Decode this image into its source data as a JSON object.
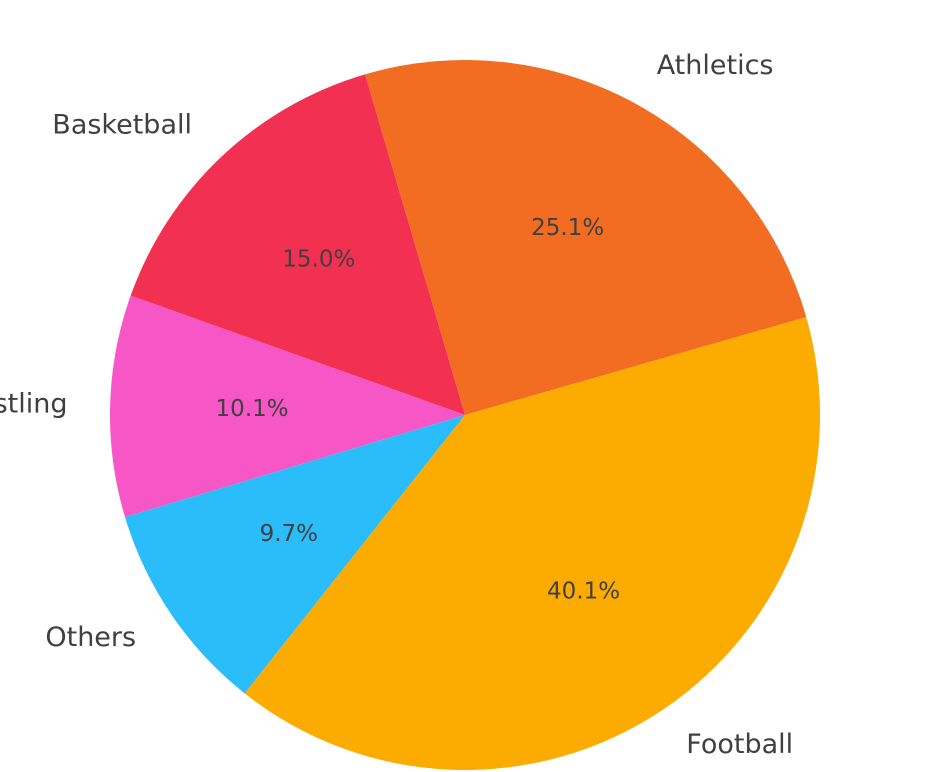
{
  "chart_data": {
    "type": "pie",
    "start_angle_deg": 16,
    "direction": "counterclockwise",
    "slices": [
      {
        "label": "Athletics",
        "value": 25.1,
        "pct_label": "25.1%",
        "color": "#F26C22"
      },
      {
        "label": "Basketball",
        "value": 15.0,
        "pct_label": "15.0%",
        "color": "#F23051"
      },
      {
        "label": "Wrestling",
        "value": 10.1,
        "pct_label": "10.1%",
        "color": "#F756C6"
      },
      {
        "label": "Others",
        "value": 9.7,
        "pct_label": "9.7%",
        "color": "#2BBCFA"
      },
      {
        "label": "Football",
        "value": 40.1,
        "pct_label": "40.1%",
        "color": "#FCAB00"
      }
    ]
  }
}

◆ ◆ ◆ ◆ ◆

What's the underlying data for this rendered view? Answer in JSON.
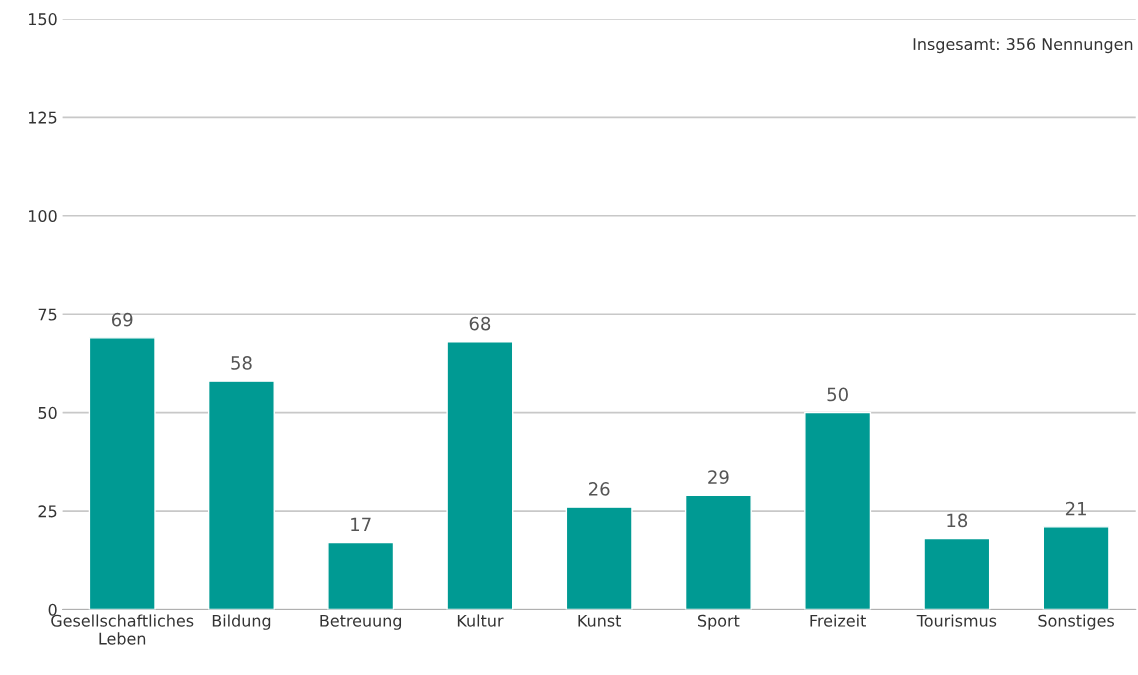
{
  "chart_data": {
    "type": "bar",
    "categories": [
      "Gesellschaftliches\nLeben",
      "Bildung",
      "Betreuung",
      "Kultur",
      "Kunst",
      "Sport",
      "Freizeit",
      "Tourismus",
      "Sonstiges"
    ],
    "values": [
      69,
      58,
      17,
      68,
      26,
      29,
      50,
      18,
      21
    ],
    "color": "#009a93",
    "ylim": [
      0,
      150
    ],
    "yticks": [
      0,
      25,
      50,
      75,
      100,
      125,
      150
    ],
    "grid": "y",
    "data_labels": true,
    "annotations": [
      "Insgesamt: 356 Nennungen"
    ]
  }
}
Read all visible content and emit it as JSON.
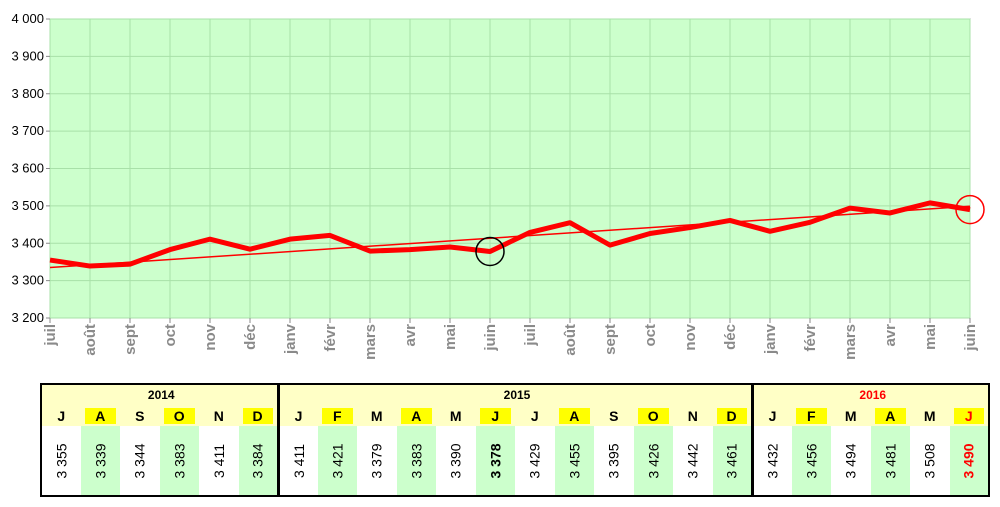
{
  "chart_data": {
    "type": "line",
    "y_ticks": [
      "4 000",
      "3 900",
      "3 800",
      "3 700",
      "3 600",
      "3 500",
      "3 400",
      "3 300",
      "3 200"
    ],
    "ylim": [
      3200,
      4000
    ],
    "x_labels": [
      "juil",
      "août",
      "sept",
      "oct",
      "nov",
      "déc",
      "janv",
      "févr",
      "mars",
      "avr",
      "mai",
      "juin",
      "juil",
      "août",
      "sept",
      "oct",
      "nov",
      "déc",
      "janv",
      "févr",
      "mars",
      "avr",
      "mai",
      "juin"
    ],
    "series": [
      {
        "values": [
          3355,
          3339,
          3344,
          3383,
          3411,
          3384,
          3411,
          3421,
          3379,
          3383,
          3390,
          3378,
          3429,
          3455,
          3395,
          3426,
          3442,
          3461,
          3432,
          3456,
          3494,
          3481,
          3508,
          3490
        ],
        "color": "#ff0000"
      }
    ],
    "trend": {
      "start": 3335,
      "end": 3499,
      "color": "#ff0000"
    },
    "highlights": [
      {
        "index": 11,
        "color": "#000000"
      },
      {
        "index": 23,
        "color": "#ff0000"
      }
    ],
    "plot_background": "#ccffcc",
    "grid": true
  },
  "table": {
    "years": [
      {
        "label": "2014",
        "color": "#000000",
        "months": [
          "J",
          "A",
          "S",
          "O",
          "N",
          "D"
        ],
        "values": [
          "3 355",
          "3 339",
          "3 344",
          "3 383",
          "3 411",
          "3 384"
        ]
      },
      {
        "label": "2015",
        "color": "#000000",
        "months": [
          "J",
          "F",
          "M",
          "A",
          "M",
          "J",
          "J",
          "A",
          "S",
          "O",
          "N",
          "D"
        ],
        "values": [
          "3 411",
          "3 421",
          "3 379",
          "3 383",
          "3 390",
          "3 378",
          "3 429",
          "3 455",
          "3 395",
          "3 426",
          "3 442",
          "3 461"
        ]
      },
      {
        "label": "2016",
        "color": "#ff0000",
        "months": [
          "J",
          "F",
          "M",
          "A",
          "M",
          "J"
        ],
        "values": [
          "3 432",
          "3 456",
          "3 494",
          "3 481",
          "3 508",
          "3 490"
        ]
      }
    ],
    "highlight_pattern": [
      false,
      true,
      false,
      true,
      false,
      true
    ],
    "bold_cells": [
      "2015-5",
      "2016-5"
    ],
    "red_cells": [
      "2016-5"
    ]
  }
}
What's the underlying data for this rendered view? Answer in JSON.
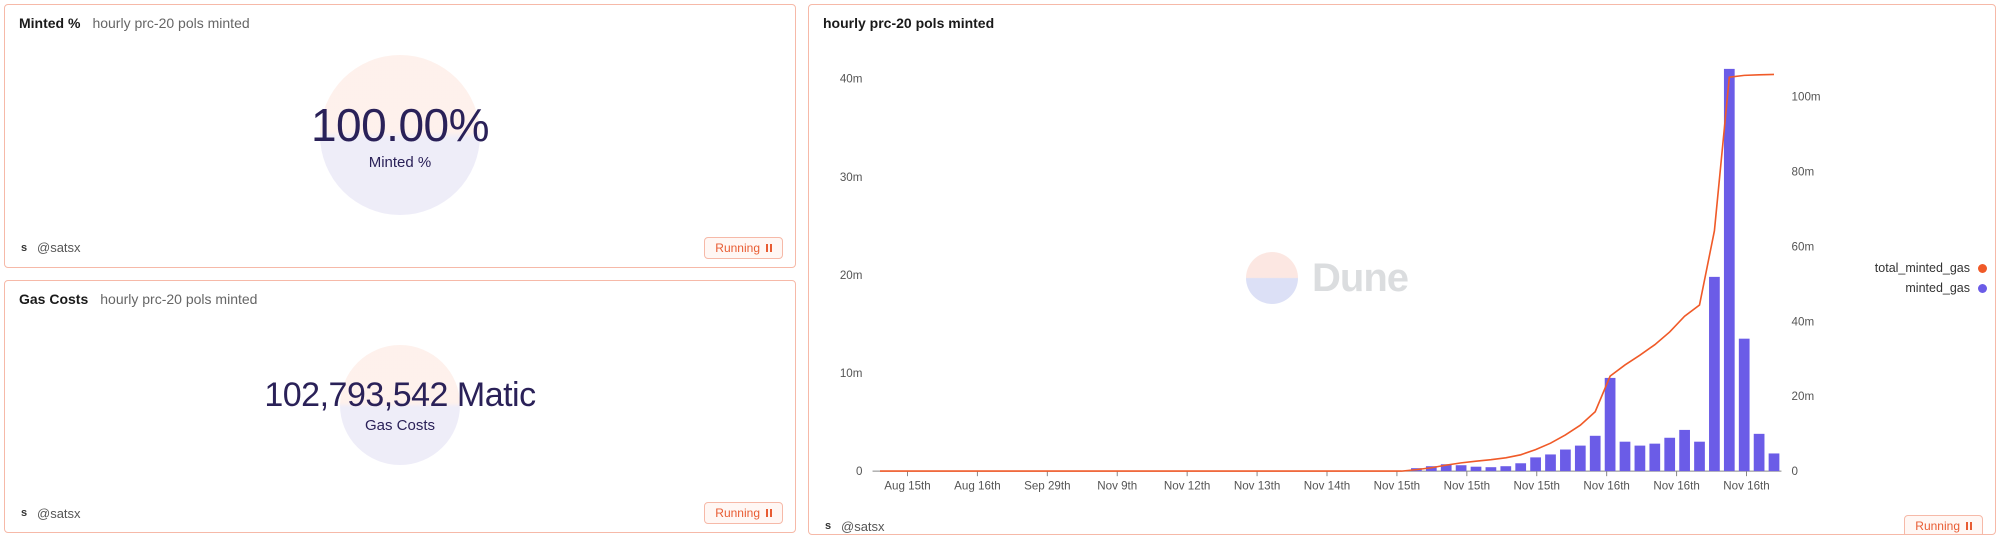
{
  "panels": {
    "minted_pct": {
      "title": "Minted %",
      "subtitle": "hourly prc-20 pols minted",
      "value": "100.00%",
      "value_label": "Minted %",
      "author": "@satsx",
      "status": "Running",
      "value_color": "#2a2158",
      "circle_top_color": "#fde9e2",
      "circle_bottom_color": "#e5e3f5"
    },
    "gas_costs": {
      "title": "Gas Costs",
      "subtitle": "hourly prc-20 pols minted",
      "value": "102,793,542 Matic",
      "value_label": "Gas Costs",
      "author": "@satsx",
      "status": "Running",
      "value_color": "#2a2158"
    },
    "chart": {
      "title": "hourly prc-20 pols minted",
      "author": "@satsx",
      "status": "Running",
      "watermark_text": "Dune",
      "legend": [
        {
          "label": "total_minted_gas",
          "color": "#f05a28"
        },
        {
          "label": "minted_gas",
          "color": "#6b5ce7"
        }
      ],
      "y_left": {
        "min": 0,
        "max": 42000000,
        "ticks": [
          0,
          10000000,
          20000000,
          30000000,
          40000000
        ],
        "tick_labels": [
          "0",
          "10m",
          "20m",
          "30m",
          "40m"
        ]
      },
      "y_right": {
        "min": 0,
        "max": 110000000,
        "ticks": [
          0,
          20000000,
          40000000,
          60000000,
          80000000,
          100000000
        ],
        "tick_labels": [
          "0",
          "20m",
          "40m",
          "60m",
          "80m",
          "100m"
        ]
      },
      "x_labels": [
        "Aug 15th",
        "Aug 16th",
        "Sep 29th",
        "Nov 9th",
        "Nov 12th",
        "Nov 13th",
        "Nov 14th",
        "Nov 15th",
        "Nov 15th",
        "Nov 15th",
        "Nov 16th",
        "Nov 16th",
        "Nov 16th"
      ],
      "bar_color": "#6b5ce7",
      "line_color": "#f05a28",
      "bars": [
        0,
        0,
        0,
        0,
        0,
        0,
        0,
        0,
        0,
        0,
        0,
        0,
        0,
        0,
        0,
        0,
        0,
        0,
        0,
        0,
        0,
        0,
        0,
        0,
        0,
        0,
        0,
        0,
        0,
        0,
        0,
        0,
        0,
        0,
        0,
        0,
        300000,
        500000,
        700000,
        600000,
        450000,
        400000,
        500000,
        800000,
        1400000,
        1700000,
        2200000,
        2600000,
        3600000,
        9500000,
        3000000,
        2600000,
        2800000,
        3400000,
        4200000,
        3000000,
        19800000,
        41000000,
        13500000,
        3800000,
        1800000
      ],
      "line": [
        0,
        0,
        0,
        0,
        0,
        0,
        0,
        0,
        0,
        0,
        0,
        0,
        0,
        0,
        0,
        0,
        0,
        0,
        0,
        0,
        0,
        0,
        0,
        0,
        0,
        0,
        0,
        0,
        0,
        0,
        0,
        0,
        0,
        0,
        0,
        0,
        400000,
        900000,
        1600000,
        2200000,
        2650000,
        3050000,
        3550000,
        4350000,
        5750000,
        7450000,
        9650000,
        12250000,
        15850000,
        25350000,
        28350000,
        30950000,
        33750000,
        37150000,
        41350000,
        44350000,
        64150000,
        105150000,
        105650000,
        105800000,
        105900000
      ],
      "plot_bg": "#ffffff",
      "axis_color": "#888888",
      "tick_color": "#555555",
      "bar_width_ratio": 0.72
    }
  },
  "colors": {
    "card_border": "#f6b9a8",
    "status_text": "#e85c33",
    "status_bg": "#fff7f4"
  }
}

◆ ◆ ◆ ◆ ◆

◆ **What is asked**
Check each line of the records above for "true", and copy those that have it.

◆ **Answer to the task**
    "data_labels": true,
    "grid": true
      true,
      true,
      true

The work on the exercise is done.